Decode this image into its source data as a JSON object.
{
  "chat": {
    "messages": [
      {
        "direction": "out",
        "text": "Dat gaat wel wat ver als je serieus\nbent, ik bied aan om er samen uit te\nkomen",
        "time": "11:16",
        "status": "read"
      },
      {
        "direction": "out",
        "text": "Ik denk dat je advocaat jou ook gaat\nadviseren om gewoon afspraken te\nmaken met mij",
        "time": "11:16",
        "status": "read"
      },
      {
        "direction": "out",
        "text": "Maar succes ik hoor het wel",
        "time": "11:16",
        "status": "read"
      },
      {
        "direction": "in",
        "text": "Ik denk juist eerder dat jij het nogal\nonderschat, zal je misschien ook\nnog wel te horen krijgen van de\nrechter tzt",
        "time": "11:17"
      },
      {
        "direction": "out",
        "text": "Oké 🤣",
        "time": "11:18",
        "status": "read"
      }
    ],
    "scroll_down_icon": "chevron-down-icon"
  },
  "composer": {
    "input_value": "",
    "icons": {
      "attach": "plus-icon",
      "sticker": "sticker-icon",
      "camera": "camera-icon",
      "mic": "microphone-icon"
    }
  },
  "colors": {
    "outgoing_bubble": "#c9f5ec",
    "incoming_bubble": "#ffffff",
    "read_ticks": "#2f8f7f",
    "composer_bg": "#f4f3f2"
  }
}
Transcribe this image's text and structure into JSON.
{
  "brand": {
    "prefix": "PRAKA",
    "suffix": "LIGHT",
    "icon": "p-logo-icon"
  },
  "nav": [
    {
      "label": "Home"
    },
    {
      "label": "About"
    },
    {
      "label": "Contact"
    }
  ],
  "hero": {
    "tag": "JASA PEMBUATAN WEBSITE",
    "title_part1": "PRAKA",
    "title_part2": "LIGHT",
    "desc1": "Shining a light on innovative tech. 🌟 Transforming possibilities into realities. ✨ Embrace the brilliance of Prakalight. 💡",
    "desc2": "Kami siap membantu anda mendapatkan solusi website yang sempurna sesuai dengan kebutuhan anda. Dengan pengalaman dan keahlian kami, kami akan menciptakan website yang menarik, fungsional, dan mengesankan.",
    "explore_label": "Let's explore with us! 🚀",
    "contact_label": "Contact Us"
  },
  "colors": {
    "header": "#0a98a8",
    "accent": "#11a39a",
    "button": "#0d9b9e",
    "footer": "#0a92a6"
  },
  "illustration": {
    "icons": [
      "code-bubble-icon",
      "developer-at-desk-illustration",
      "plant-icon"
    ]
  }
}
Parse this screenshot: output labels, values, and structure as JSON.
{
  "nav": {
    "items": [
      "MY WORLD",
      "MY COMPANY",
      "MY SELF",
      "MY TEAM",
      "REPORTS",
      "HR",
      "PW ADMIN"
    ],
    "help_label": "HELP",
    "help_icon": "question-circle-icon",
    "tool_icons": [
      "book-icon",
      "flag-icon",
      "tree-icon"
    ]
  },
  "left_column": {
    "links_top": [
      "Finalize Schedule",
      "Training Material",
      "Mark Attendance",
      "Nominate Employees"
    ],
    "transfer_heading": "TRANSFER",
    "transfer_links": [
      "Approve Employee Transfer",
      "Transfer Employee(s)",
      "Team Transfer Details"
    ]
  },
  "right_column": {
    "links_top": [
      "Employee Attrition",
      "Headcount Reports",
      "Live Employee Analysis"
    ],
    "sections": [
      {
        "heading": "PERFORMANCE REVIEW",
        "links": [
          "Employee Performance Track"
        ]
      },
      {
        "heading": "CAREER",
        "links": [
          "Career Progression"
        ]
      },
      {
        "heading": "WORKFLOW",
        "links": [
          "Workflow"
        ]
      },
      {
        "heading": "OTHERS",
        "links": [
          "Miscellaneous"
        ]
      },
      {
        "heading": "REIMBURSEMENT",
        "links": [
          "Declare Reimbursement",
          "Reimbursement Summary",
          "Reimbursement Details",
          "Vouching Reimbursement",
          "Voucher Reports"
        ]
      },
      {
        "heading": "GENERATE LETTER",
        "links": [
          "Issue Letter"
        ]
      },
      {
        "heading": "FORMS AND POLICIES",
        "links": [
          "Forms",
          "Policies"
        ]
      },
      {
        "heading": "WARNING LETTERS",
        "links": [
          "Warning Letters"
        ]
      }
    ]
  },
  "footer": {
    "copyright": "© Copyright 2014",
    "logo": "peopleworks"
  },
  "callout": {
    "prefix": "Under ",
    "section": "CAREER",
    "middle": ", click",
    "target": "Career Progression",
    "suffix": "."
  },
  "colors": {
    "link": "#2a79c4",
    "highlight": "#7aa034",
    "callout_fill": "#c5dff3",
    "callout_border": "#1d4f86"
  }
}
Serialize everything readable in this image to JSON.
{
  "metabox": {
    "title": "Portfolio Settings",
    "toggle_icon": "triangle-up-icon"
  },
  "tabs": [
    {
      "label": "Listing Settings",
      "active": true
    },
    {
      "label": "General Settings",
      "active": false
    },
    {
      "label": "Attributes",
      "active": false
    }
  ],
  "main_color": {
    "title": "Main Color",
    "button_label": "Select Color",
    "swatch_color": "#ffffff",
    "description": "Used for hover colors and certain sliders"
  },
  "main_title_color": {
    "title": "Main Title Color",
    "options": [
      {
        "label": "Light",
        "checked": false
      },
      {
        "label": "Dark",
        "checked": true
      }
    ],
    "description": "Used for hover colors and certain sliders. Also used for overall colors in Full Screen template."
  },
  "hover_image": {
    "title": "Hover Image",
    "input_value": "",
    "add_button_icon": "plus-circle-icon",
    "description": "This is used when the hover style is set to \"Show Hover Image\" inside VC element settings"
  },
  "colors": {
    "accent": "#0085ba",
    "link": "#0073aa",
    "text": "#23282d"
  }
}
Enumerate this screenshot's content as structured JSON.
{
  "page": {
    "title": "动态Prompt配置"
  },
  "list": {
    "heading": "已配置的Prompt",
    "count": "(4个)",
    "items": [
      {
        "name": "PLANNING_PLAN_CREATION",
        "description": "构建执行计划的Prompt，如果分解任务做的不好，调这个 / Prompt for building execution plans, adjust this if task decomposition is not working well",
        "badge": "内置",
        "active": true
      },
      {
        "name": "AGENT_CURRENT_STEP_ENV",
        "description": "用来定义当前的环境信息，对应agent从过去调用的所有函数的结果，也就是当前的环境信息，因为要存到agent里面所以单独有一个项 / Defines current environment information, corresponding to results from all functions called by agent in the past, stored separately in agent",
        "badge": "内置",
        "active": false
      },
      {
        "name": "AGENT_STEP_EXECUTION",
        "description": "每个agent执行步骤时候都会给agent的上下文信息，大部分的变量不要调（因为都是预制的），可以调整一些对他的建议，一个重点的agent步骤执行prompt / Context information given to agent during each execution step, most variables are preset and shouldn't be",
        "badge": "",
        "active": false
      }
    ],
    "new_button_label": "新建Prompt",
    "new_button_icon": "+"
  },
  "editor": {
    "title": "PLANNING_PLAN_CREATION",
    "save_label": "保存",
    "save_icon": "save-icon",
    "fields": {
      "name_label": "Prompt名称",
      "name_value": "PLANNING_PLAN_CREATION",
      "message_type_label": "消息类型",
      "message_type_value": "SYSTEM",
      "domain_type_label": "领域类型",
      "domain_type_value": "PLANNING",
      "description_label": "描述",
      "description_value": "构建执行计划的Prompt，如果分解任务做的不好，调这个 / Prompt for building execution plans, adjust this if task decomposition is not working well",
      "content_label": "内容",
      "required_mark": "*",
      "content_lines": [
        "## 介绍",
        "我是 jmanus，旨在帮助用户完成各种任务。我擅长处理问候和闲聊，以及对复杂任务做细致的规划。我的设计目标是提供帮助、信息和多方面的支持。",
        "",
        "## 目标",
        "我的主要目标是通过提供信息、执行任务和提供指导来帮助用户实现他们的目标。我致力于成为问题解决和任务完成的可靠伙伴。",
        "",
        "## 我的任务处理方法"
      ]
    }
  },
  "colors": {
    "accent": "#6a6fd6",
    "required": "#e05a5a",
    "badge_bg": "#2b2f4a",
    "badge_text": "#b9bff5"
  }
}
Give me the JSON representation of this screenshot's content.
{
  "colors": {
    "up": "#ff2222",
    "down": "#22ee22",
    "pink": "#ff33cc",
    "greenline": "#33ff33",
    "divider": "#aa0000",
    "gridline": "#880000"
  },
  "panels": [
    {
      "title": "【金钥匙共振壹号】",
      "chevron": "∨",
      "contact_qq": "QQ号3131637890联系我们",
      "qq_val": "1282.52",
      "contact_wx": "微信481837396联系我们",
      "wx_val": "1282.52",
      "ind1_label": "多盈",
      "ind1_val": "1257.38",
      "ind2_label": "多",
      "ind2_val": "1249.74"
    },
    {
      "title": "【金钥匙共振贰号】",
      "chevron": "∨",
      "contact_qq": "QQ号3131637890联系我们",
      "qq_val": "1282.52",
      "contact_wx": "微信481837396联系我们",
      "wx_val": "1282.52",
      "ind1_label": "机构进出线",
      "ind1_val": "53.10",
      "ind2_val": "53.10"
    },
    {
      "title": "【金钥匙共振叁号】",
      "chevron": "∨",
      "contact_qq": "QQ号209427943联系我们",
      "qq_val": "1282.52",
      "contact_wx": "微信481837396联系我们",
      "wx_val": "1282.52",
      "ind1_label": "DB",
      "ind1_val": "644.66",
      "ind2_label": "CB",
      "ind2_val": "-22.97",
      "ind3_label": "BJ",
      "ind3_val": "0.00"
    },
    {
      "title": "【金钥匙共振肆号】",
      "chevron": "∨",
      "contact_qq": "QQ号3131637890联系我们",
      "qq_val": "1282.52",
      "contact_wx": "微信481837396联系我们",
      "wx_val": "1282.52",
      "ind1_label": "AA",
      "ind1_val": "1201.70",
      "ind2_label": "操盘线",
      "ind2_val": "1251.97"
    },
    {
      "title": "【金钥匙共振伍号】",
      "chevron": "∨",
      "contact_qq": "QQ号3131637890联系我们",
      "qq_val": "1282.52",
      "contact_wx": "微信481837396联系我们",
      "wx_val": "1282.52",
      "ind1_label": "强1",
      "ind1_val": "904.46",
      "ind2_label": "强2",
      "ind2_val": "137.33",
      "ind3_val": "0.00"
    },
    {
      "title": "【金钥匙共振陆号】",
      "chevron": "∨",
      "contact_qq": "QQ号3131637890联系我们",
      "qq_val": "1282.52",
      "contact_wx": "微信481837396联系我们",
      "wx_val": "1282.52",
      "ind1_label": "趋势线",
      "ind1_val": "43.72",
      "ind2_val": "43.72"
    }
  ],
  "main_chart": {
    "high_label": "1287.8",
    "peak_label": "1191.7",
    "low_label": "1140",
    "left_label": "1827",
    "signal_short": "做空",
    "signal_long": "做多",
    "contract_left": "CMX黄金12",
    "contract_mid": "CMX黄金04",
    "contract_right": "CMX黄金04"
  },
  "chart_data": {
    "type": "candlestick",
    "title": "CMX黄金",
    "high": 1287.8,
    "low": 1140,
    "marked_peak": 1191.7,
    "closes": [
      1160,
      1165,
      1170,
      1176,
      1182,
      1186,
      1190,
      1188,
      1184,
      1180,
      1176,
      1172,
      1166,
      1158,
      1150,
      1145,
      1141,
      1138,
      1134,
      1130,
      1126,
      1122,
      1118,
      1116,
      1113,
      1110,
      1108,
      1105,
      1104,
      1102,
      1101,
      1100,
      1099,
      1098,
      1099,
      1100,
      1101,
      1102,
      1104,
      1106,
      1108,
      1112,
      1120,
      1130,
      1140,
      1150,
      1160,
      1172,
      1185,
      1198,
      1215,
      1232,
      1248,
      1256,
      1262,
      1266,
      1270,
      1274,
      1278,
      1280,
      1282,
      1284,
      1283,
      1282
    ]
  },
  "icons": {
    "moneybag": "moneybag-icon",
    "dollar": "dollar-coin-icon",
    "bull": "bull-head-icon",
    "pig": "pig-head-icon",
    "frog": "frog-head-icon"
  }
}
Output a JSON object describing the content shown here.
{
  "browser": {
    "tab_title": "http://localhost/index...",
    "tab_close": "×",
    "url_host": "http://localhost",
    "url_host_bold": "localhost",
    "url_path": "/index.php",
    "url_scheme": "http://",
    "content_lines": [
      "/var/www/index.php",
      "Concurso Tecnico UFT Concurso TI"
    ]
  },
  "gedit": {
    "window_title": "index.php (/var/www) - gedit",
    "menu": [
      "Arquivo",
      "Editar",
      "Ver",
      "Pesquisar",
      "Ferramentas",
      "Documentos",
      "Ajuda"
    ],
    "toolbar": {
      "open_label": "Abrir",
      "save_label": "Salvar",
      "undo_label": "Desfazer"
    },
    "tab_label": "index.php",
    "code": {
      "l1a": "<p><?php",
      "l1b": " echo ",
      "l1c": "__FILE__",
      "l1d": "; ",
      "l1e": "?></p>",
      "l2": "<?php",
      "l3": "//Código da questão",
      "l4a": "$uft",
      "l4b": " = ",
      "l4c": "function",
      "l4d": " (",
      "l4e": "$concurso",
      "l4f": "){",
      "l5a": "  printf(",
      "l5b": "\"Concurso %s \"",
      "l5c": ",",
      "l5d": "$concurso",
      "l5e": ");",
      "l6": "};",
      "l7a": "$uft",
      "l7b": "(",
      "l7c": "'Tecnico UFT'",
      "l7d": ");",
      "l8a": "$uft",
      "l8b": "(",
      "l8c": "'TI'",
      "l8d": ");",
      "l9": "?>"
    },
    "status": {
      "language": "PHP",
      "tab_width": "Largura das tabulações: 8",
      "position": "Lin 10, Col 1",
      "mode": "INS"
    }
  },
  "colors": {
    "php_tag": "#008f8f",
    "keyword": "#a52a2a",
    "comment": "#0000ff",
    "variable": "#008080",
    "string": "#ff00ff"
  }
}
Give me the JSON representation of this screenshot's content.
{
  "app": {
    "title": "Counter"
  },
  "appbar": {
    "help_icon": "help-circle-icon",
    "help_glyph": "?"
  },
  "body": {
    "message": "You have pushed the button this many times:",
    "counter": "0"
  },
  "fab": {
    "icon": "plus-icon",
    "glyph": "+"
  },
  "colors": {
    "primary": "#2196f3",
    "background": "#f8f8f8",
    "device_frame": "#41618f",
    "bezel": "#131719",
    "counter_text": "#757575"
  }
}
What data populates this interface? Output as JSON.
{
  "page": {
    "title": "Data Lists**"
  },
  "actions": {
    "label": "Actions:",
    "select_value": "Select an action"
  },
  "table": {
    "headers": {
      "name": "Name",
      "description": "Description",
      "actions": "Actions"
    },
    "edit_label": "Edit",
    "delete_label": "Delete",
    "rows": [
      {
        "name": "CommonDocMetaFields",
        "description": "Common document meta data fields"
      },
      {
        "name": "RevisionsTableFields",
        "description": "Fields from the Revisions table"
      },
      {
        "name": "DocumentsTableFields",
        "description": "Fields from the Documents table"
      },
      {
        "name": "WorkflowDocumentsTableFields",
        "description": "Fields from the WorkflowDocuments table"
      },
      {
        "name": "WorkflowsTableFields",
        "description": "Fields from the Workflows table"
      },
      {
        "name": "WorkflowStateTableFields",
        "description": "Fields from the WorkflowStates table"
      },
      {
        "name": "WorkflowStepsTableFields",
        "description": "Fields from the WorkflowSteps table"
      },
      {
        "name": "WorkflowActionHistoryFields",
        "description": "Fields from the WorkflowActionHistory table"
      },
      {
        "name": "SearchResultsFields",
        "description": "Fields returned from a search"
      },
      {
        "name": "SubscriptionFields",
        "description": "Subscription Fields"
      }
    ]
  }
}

WHAT YOU NEED TO DO:
Which lines contain "certain"? Show each of them.

SOLUTION FOR THIS PROBLEM:
    "description": "Used for hover colors and certain sliders"
    "description": "Used for hover colors and certain sliders. Also used for overall colors in Full Screen template."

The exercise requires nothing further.